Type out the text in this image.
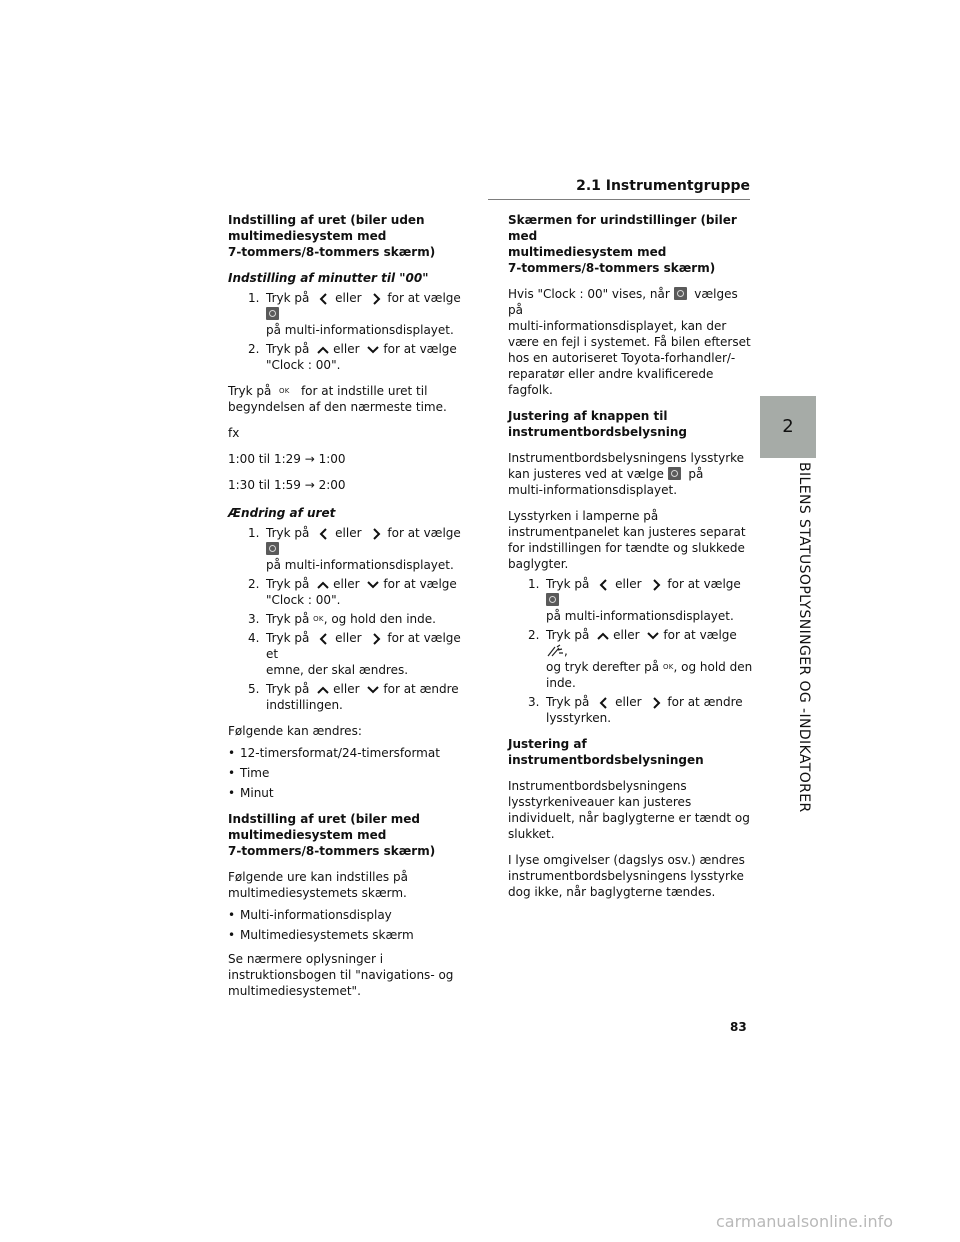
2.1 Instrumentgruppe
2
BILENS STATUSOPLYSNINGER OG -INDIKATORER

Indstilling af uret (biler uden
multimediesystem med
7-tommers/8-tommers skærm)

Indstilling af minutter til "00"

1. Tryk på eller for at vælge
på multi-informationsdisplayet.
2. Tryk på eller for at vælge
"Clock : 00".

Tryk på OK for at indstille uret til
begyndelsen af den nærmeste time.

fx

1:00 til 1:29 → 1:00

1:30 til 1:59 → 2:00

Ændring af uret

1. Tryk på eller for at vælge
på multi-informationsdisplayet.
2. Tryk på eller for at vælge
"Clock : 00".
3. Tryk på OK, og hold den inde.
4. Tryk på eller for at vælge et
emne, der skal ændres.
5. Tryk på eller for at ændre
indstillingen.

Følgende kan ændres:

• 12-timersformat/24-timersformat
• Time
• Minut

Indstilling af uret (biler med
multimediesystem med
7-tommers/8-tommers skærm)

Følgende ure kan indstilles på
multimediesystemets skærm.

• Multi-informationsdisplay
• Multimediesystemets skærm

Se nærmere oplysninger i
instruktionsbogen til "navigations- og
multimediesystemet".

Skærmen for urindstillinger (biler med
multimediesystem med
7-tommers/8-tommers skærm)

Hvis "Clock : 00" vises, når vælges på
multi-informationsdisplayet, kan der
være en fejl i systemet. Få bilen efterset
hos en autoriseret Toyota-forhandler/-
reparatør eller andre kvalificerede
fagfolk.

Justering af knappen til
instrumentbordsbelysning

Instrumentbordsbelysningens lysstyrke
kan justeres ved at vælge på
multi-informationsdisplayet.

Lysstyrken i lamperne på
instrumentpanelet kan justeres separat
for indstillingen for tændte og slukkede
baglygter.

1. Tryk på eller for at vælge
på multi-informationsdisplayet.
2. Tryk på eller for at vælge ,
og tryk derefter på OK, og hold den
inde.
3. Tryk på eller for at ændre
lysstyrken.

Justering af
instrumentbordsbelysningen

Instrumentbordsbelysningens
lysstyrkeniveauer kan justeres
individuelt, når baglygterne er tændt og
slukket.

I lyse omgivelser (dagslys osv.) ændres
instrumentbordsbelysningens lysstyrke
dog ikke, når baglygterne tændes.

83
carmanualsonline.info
★ ★ ★ ★ ★
- Directive: Isolate each line of the listing above that includes "uret". Copy it.

- In response:
Indstilling af uret (biler uden
Tryk på OK for at indstille uret til
Ændring af uret
Indstilling af uret (biler med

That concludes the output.